[START OF GIVEN DATA]
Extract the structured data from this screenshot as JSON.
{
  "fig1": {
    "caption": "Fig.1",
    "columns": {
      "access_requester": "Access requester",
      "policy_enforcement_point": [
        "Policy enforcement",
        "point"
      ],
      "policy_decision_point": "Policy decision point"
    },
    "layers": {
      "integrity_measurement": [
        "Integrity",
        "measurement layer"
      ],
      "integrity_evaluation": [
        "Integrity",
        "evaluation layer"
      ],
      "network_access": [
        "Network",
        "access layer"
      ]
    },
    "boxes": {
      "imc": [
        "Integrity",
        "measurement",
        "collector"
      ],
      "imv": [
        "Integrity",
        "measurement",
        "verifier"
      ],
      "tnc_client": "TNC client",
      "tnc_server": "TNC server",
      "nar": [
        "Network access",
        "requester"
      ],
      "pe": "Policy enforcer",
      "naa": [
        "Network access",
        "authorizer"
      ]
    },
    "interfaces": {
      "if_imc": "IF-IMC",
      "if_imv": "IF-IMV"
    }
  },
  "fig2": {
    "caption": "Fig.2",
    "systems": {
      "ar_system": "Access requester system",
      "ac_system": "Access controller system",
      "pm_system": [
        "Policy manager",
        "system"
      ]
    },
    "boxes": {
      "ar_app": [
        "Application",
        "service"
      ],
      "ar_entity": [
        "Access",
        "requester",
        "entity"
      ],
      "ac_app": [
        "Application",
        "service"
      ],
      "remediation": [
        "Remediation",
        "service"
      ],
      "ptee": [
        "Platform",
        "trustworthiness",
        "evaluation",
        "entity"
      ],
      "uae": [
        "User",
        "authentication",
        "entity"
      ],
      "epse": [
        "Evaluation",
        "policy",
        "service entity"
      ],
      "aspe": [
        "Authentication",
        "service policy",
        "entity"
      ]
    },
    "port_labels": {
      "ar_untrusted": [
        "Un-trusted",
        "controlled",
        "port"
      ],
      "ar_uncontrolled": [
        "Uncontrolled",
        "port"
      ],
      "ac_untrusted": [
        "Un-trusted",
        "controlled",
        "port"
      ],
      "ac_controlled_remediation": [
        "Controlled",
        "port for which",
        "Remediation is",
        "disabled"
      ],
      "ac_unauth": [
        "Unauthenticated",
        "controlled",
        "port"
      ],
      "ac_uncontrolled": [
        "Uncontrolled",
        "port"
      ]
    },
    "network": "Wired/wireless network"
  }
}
[END OF GIVEN DATA]
Output an exact copy of each record.

* [ANSWER TO THE TASK]
Extract the structured data from this screenshot as JSON.
{
  "fig1": {
    "caption": "Fig.1",
    "columns": {
      "access_requester": "Access requester",
      "policy_enforcement_point": [
        "Policy enforcement",
        "point"
      ],
      "policy_decision_point": "Policy decision point"
    },
    "layers": {
      "integrity_measurement": [
        "Integrity",
        "measurement layer"
      ],
      "integrity_evaluation": [
        "Integrity",
        "evaluation layer"
      ],
      "network_access": [
        "Network",
        "access layer"
      ]
    },
    "boxes": {
      "imc": [
        "Integrity",
        "measurement",
        "collector"
      ],
      "imv": [
        "Integrity",
        "measurement",
        "verifier"
      ],
      "tnc_client": "TNC client",
      "tnc_server": "TNC server",
      "nar": [
        "Network access",
        "requester"
      ],
      "pe": "Policy enforcer",
      "naa": [
        "Network access",
        "authorizer"
      ]
    },
    "interfaces": {
      "if_imc": "IF-IMC",
      "if_imv": "IF-IMV"
    }
  },
  "fig2": {
    "caption": "Fig.2",
    "systems": {
      "ar_system": "Access requester system",
      "ac_system": "Access controller system",
      "pm_system": [
        "Policy manager",
        "system"
      ]
    },
    "boxes": {
      "ar_app": [
        "Application",
        "service"
      ],
      "ar_entity": [
        "Access",
        "requester",
        "entity"
      ],
      "ac_app": [
        "Application",
        "service"
      ],
      "remediation": [
        "Remediation",
        "service"
      ],
      "ptee": [
        "Platform",
        "trustworthiness",
        "evaluation",
        "entity"
      ],
      "uae": [
        "User",
        "authentication",
        "entity"
      ],
      "epse": [
        "Evaluation",
        "policy",
        "service entity"
      ],
      "aspe": [
        "Authentication",
        "service policy",
        "entity"
      ]
    },
    "port_labels": {
      "ar_untrusted": [
        "Un-trusted",
        "controlled",
        "port"
      ],
      "ar_uncontrolled": [
        "Uncontrolled",
        "port"
      ],
      "ac_untrusted": [
        "Un-trusted",
        "controlled",
        "port"
      ],
      "ac_controlled_remediation": [
        "Controlled",
        "port for which",
        "Remediation is",
        "disabled"
      ],
      "ac_unauth": [
        "Unauthenticated",
        "controlled",
        "port"
      ],
      "ac_uncontrolled": [
        "Uncontrolled",
        "port"
      ]
    },
    "network": "Wired/wireless network"
  }
}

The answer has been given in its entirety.